Output every line of the data exactly as it appears.

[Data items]
┌────────

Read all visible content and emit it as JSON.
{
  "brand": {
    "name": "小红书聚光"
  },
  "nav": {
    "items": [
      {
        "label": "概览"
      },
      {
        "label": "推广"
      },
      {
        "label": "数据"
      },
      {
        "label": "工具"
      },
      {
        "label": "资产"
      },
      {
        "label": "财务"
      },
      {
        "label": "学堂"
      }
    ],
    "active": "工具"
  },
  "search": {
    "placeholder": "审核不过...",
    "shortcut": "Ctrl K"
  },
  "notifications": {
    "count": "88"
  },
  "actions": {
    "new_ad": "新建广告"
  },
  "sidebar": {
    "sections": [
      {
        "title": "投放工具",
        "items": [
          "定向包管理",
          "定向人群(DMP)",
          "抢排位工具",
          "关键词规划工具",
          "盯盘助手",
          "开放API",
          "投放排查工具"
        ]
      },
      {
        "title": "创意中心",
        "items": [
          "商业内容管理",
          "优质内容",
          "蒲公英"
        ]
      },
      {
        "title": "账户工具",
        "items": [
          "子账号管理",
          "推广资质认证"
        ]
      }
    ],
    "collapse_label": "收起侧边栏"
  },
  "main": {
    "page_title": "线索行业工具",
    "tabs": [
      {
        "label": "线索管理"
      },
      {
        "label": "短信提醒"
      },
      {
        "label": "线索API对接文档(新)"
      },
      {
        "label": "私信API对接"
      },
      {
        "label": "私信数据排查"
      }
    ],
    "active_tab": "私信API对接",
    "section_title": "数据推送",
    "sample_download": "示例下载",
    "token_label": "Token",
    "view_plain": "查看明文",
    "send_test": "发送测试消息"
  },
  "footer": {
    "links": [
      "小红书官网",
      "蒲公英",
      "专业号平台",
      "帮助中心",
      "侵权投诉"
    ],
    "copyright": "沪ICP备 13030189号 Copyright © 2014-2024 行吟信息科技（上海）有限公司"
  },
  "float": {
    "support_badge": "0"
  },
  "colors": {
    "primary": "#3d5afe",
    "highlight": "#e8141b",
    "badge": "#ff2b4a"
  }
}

└────────

● TASK OUTPUT
Read all visible content and emit it as JSON.
{
  "brand": {
    "name": "小红书聚光"
  },
  "nav": {
    "items": [
      {
        "label": "概览"
      },
      {
        "label": "推广"
      },
      {
        "label": "数据"
      },
      {
        "label": "工具"
      },
      {
        "label": "资产"
      },
      {
        "label": "财务"
      },
      {
        "label": "学堂"
      }
    ],
    "active": "工具"
  },
  "search": {
    "placeholder": "审核不过...",
    "shortcut": "Ctrl K"
  },
  "notifications": {
    "count": "88"
  },
  "actions": {
    "new_ad": "新建广告"
  },
  "sidebar": {
    "sections": [
      {
        "title": "投放工具",
        "items": [
          "定向包管理",
          "定向人群(DMP)",
          "抢排位工具",
          "关键词规划工具",
          "盯盘助手",
          "开放API",
          "投放排查工具"
        ]
      },
      {
        "title": "创意中心",
        "items": [
          "商业内容管理",
          "优质内容",
          "蒲公英"
        ]
      },
      {
        "title": "账户工具",
        "items": [
          "子账号管理",
          "推广资质认证"
        ]
      }
    ],
    "collapse_label": "收起侧边栏"
  },
  "main": {
    "page_title": "线索行业工具",
    "tabs": [
      {
        "label": "线索管理"
      },
      {
        "label": "短信提醒"
      },
      {
        "label": "线索API对接文档(新)"
      },
      {
        "label": "私信API对接"
      },
      {
        "label": "私信数据排查"
      }
    ],
    "active_tab": "私信API对接",
    "section_title": "数据推送",
    "sample_download": "示例下载",
    "token_label": "Token",
    "view_plain": "查看明文",
    "send_test": "发送测试消息"
  },
  "footer": {
    "links": [
      "小红书官网",
      "蒲公英",
      "专业号平台",
      "帮助中心",
      "侵权投诉"
    ],
    "copyright": "沪ICP备 13030189号 Copyright © 2014-2024 行吟信息科技（上海）有限公司"
  },
  "float": {
    "support_badge": "0"
  },
  "colors": {
    "primary": "#3d5afe",
    "highlight": "#e8141b",
    "badge": "#ff2b4a"
  }
}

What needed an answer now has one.